## start

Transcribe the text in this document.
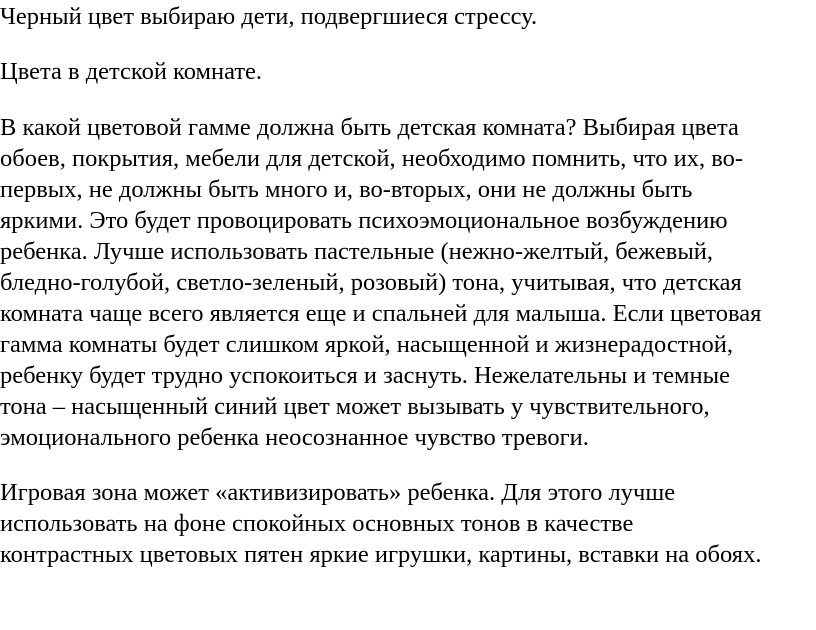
Черный цвет выбираю дети, подвергшиеся стрессу.
Цвета в детской комнате.
В какой цветовой гамме должна быть детская комната? Выбирая цвета
обоев, покрытия, мебели для детской, необходимо помнить, что их, во-
первых, не должны быть много и, во-вторых, они не должны быть
яркими. Это будет провоцировать психоэмоциональное возбуждению
ребенка. Лучше использовать пастельные (нежно-желтый, бежевый,
бледно-голубой, светло-зеленый, розовый) тона, учитывая, что детская
комната чаще всего является еще и спальней для малыша. Если цветовая
гамма комнаты будет слишком яркой, насыщенной и жизнерадостной,
ребенку будет трудно успокоиться и заснуть. Нежелательны и темные
тона – насыщенный синий цвет может вызывать у чувствительного,
эмоционального ребенка неосознанное чувство тревоги.
Игровая зона может «активизировать» ребенка. Для этого лучше
использовать на фоне спокойных основных тонов в качестве
контрастных цветовых пятен яркие игрушки, картины, вставки на обоях.
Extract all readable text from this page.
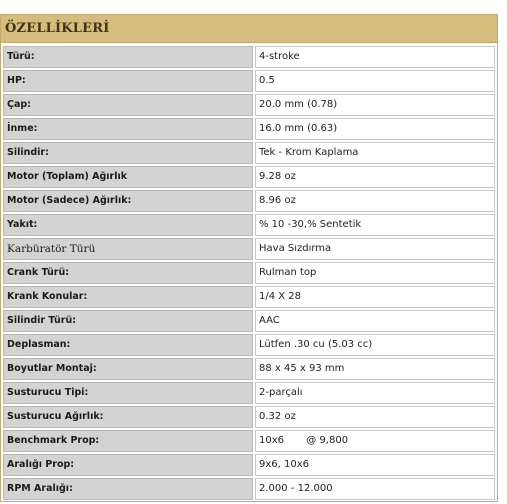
ÖZELLİKLERİ
Türü:	4-stroke
HP:	0.5
Çap:	20.0 mm (0.78)
İnme:	16.0 mm (0.63)
Silindir:	Tek - Krom Kaplama
Motor (Toplam) Ağırlık	9.28 oz
Motor (Sadece) Ağırlık:	8.96 oz
Yakıt:	% 10 -30,% Sentetik
Karbüratör Türü	Hava Sızdırma
Crank Türü:	Rulman top
Krank Konular:	1/4 X 28
Silindir Türü:	AAC
Deplasman:	Lütfen .30 cu (5.03 cc)
Boyutlar Montaj:	88 x 45 x 93 mm
Susturucu Tipi:	2-parçalı
Susturucu Ağırlık:	0.32 oz
Benchmark Prop:	10x6       @ 9,800
Aralığı Prop:	9x6, 10x6
RPM Aralığı:	2.000 - 12.000
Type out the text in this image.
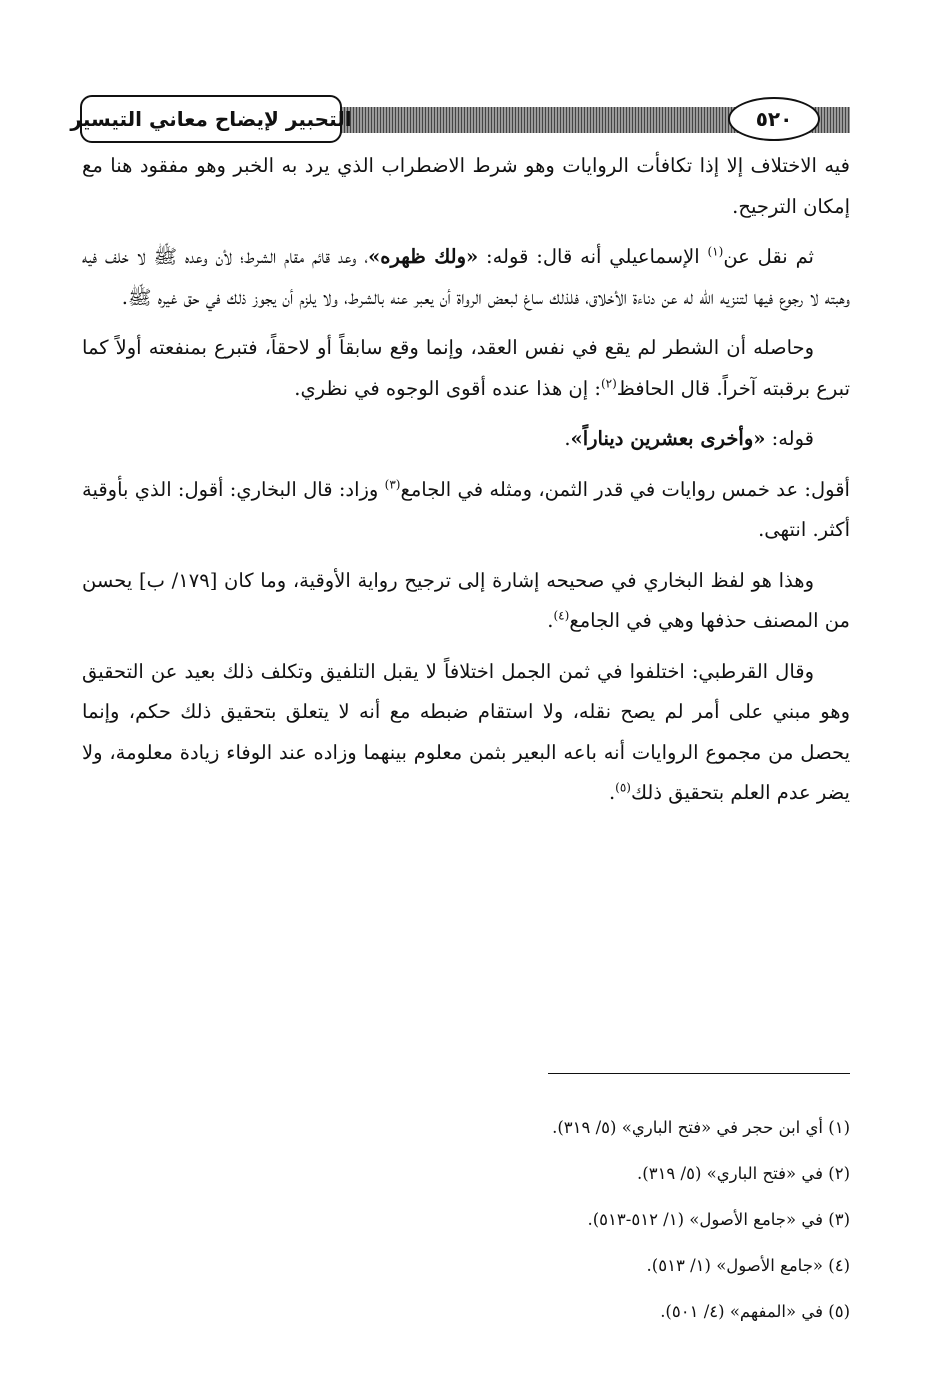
التحبير لإيضاح معاني التيسير	٥٢٠

فيه الاختلاف إلا إذا تكافأت الروايات وهو شرط الاضطراب الذي يرد به الخبر وهو مفقود هنا مع إمكان الترجيح.

ثم نقل عن$^{(١)}$ الإسماعيلي أنه قال: قوله: «ولك ظهره»، وعد قائم مقام الشرط؛ لأن وعده ﷺ لا خلف فيه وهبته لا رجوع فيها لتنزيه الله له عن دناءة الأخلاق، فلذلك ساغ لبعض الرواة أن يعبر عنه بالشرط، ولا يلزم أن يجوز ذلك في حق غيره ﷺ.

وحاصله أن الشطر لم يقع في نفس العقد، وإنما وقع سابقاً أو لاحقاً، فتبرع بمنفعته أولاً كما تبرع برقبته آخراً. قال الحافظ$^{(٢)}$: إن هذا عنده أقوى الوجوه في نظري.

قوله: «وأخرى بعشرين ديناراً».

أقول: عد خمس روايات في قدر الثمن، ومثله في الجامع$^{(٣)}$ وزاد: قال البخاري: أقول: الذي بأوقية أكثر. انتهى.

وهذا هو لفظ البخاري في صحيحه إشارة إلى ترجيح رواية الأوقية، وما كان [١٧٩/ ب] يحسن من المصنف حذفها وهي في الجامع$^{(٤)}$.

وقال القرطبي: اختلفوا في ثمن الجمل اختلافاً لا يقبل التلفيق وتكلف ذلك بعيد عن التحقيق وهو مبني على أمر لم يصح نقله، ولا استقام ضبطه مع أنه لا يتعلق بتحقيق ذلك حكم، وإنما يحصل من مجموع الروايات أنه باعه البعير بثمن معلوم بينهما وزاده عند الوفاء زيادة معلومة، ولا يضر عدم العلم بتحقيق ذلك$^{(٥)}$.

(١) أي ابن حجر في «فتح الباري» (٥/ ٣١٩).

(٢) في «فتح الباري» (٥/ ٣١٩).

(٣) في «جامع الأصول» (١/ ٥١٢-٥١٣).

(٤) «جامع الأصول» (١/ ٥١٣).

(٥) في «المفهم» (٤/ ٥٠١).
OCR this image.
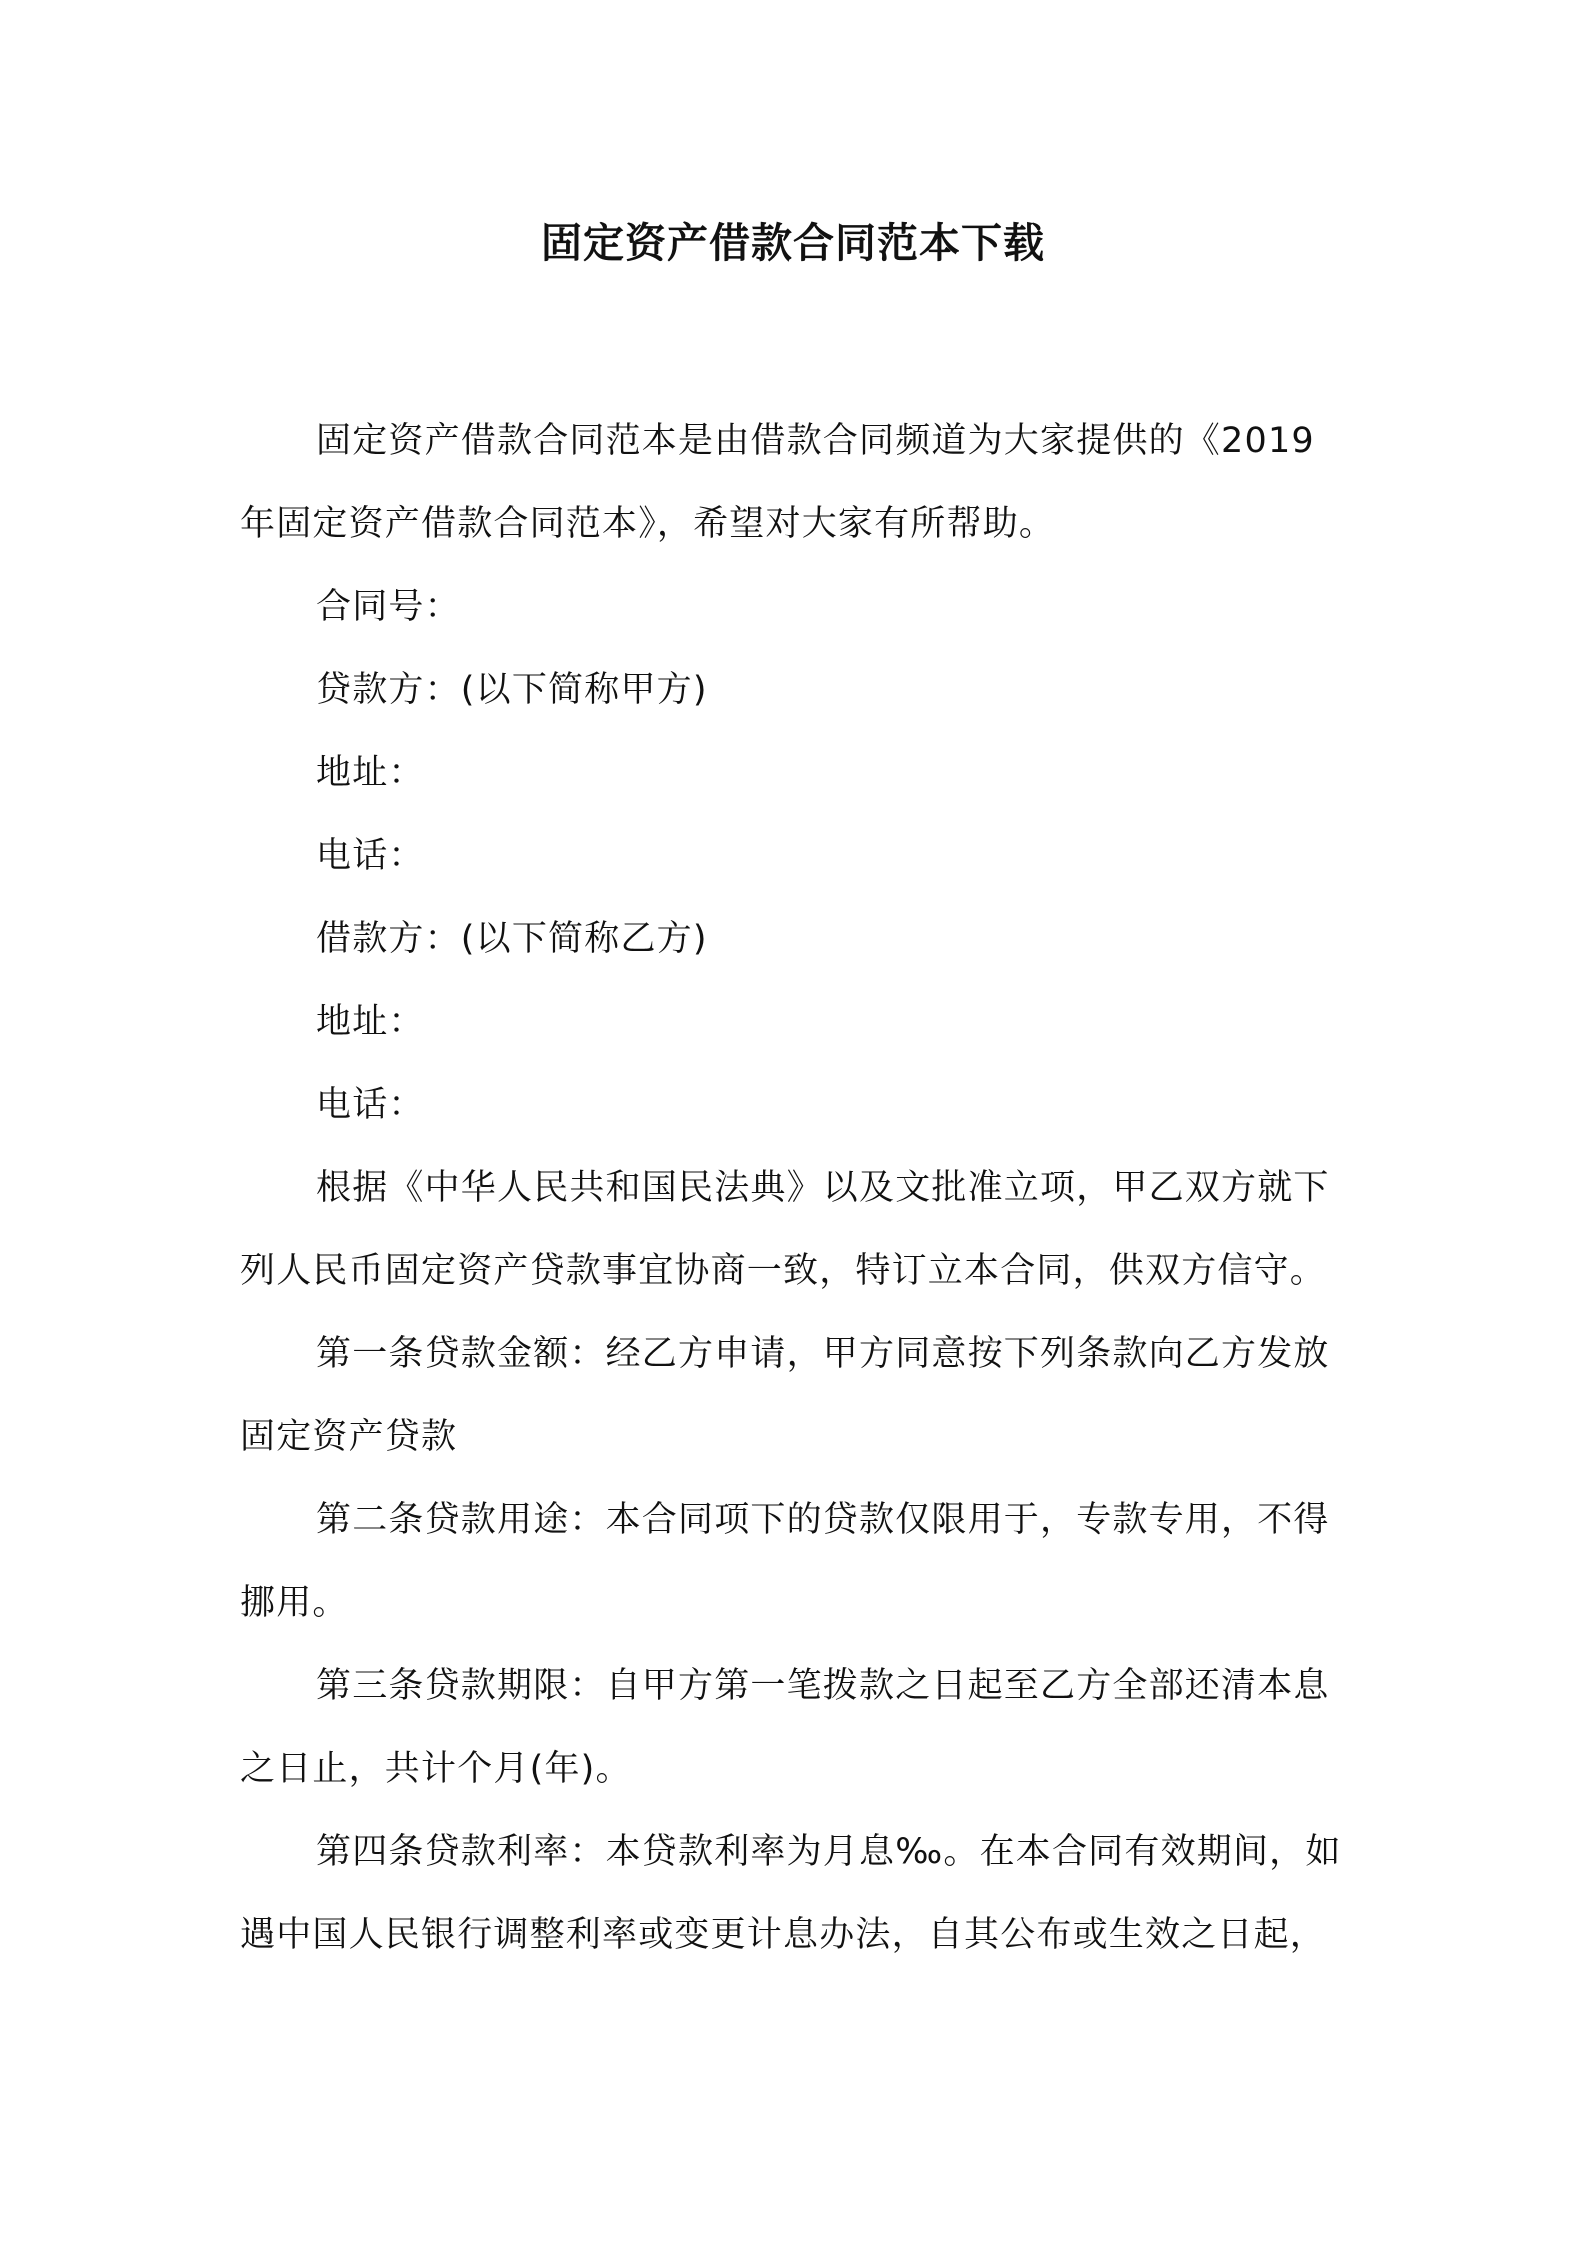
固定资产借款合同范本下载
固定资产借款合同范本是由借款合同频道为大家提供的《2019
年固定资产借款合同范本》，希望对大家有所帮助。
合同号：
贷款方：(以下简称甲方)
地址：
电话：
借款方：(以下简称乙方)
地址：
电话：
根据《中华人民共和国民法典》以及文批准立项，甲乙双方就下
列人民币固定资产贷款事宜协商一致，特订立本合同，供双方信守。
第一条贷款金额：经乙方申请，甲方同意按下列条款向乙方发放
固定资产贷款
第二条贷款用途：本合同项下的贷款仅限用于，专款专用，不得
挪用。
第三条贷款期限：自甲方第一笔拨款之日起至乙方全部还清本息
之日止，共计个月(年)。
第四条贷款利率：本贷款利率为月息‰。在本合同有效期间，如
遇中国人民银行调整利率或变更计息办法，自其公布或生效之日起，
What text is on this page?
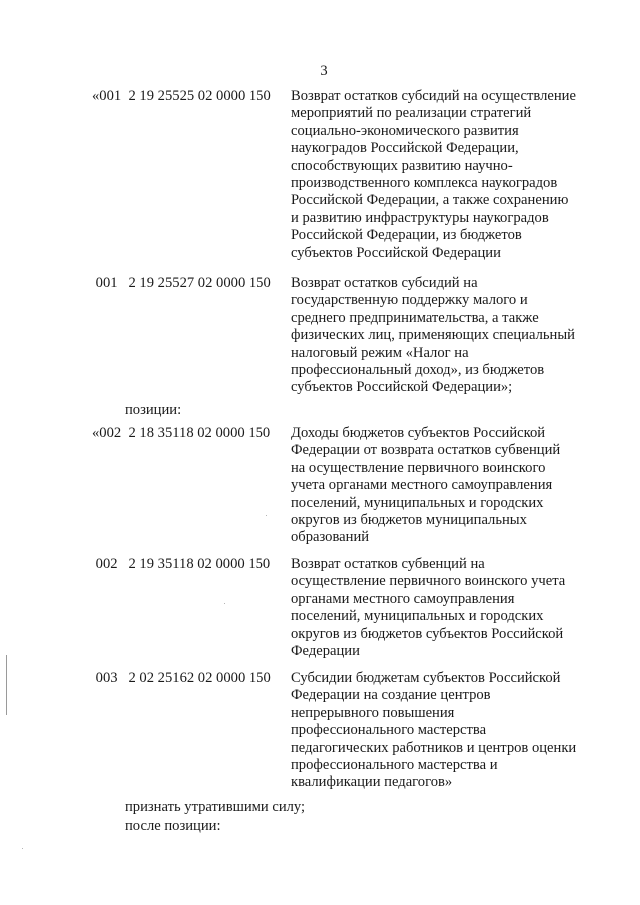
3
«001  2 19 25525 02 0000 150 Возврат остатков субсидий на осуществление
мероприятий по реализации стратегий
социально-экономического развития
наукоградов Российской Федерации,
способствующих развитию научно-
производственного комплекса наукоградов
Российской Федерации, а также сохранению
и развитию инфраструктуры наукоградов
Российской Федерации, из бюджетов
субъектов Российской Федерации
001   2 19 25527 02 0000 150 Возврат остатков субсидий на
государственную поддержку малого и
среднего предпринимательства, а также
физических лиц, применяющих специальный
налоговый режим «Налог на
профессиональный доход», из бюджетов
субъектов Российской Федерации»;
позиции:
«002  2 18 35118 02 0000 150 Доходы бюджетов субъектов Российской
Федерации от возврата остатков субвенций
на осуществление первичного воинского
учета органами местного самоуправления
поселений, муниципальных и городских
округов из бюджетов муниципальных
образований
002   2 19 35118 02 0000 150 Возврат остатков субвенций на
осуществление первичного воинского учета
органами местного самоуправления
поселений, муниципальных и городских
округов из бюджетов субъектов Российской
Федерации
003   2 02 25162 02 0000 150 Субсидии бюджетам субъектов Российской
Федерации на создание центров
непрерывного повышения
профессионального мастерства
педагогических работников и центров оценки
профессионального мастерства и
квалификации педагогов»
признать утратившими силу;
после позиции:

## end

## TO BE DONE
The records above must be echoed exactly, minus their pictures.

## TASK SOLUTION
Transcribe the text in this document.
Черный цвет выбираю дети, подвергшиеся стрессу.
Цвета в детской комнате.
В какой цветовой гамме должна быть детская комната? Выбирая цвета
обоев, покрытия, мебели для детской, необходимо помнить, что их, во-
первых, не должны быть много и, во-вторых, они не должны быть
яркими. Это будет провоцировать психоэмоциональное возбуждению
ребенка. Лучше использовать пастельные (нежно-желтый, бежевый,
бледно-голубой, светло-зеленый, розовый) тона, учитывая, что детская
комната чаще всего является еще и спальней для малыша. Если цветовая
гамма комнаты будет слишком яркой, насыщенной и жизнерадостной,
ребенку будет трудно успокоиться и заснуть. Нежелательны и темные
тона – насыщенный синий цвет может вызывать у чувствительного,
эмоционального ребенка неосознанное чувство тревоги.
Игровая зона может «активизировать» ребенка. Для этого лучше
использовать на фоне спокойных основных тонов в качестве
контрастных цветовых пятен яркие игрушки, картины, вставки на обоях.
Extract all readable text from this page.
ÖZELLİKLERİ
Türü:	4-stroke
HP:	0.5
Çap:	20.0 mm (0.78)
İnme:	16.0 mm (0.63)
Silindir:	Tek - Krom Kaplama
Motor (Toplam) Ağırlık	9.28 oz
Motor (Sadece) Ağırlık:	8.96 oz
Yakıt:	% 10 -30,% Sentetik
Karbüratör Türü	Hava Sızdırma
Crank Türü:	Rulman top
Krank Konular:	1/4 X 28
Silindir Türü:	AAC
Deplasman:	Lütfen .30 cu (5.03 cc)
Boyutlar Montaj:	88 x 45 x 93 mm
Susturucu Tipi:	2-parçalı
Susturucu Ağırlık:	0.32 oz
Benchmark Prop:	10x6       @ 9,800
Aralığı Prop:	9x6, 10x6
RPM Aralığı:	2.000 - 12.000
Type out the text in this image.
التحبير لإيضاح معاني التيسير	٥٢٠

فيه الاختلاف إلا إذا تكافأت الروايات وهو شرط الاضطراب الذي يرد به الخبر وهو مفقود هنا مع إمكان الترجيح.

ثم نقل عن$^{(١)}$ الإسماعيلي أنه قال: قوله: «ولك ظهره»، وعد قائم مقام الشرط؛ لأن وعده ﷺ لا خلف فيه وهبته لا رجوع فيها لتنزيه الله له عن دناءة الأخلاق، فلذلك ساغ لبعض الرواة أن يعبر عنه بالشرط، ولا يلزم أن يجوز ذلك في حق غيره ﷺ.

وحاصله أن الشطر لم يقع في نفس العقد، وإنما وقع سابقاً أو لاحقاً، فتبرع بمنفعته أولاً كما تبرع برقبته آخراً. قال الحافظ$^{(٢)}$: إن هذا عنده أقوى الوجوه في نظري.

قوله: «وأخرى بعشرين ديناراً».

أقول: عد خمس روايات في قدر الثمن، ومثله في الجامع$^{(٣)}$ وزاد: قال البخاري: أقول: الذي بأوقية أكثر. انتهى.

وهذا هو لفظ البخاري في صحيحه إشارة إلى ترجيح رواية الأوقية، وما كان [١٧٩/ ب] يحسن من المصنف حذفها وهي في الجامع$^{(٤)}$.

وقال القرطبي: اختلفوا في ثمن الجمل اختلافاً لا يقبل التلفيق وتكلف ذلك بعيد عن التحقيق وهو مبني على أمر لم يصح نقله، ولا استقام ضبطه مع أنه لا يتعلق بتحقيق ذلك حكم، وإنما يحصل من مجموع الروايات أنه باعه البعير بثمن معلوم بينهما وزاده عند الوفاء زيادة معلومة، ولا يضر عدم العلم بتحقيق ذلك$^{(٥)}$.

(١) أي ابن حجر في «فتح الباري» (٥/ ٣١٩).

(٢) في «فتح الباري» (٥/ ٣١٩).

(٣) في «جامع الأصول» (١/ ٥١٢-٥١٣).

(٤) «جامع الأصول» (١/ ٥١٣).

(٥) في «المفهم» (٤/ ٥٠١).
OCR this image.
固定资产借款合同范本下载
固定资产借款合同范本是由借款合同频道为大家提供的《2019
年固定资产借款合同范本》，希望对大家有所帮助。
合同号：
贷款方：(以下简称甲方)
地址：
电话：
借款方：(以下简称乙方)
地址：
电话：
根据《中华人民共和国民法典》以及文批准立项，甲乙双方就下
列人民币固定资产贷款事宜协商一致，特订立本合同，供双方信守。
第一条贷款金额：经乙方申请，甲方同意按下列条款向乙方发放
固定资产贷款
第二条贷款用途：本合同项下的贷款仅限用于，专款专用，不得
挪用。
第三条贷款期限：自甲方第一笔拨款之日起至乙方全部还清本息
之日止，共计个月(年)。
第四条贷款利率：本贷款利率为月息‰。在本合同有效期间，如
遇中国人民银行调整利率或变更计息办法，自其公布或生效之日起，
What text is on this page?
3
«001  2 19 25525 02 0000 150 Возврат остатков субсидий на осуществление
мероприятий по реализации стратегий
социально-экономического развития
наукоградов Российской Федерации,
способствующих развитию научно-
производственного комплекса наукоградов
Российской Федерации, а также сохранению
и развитию инфраструктуры наукоградов
Российской Федерации, из бюджетов
субъектов Российской Федерации
001   2 19 25527 02 0000 150 Возврат остатков субсидий на
государственную поддержку малого и
среднего предпринимательства, а также
физических лиц, применяющих специальный
налоговый режим «Налог на
профессиональный доход», из бюджетов
субъектов Российской Федерации»;
позиции:
«002  2 18 35118 02 0000 150 Доходы бюджетов субъектов Российской
Федерации от возврата остатков субвенций
на осуществление первичного воинского
учета органами местного самоуправления
поселений, муниципальных и городских
округов из бюджетов муниципальных
образований
002   2 19 35118 02 0000 150 Возврат остатков субвенций на
осуществление первичного воинского учета
органами местного самоуправления
поселений, муниципальных и городских
округов из бюджетов субъектов Российской
Федерации
003   2 02 25162 02 0000 150 Субсидии бюджетам субъектов Российской
Федерации на создание центров
непрерывного повышения
профессионального мастерства
педагогических работников и центров оценки
профессионального мастерства и
квалификации педагогов»
признать утратившими силу;
после позиции:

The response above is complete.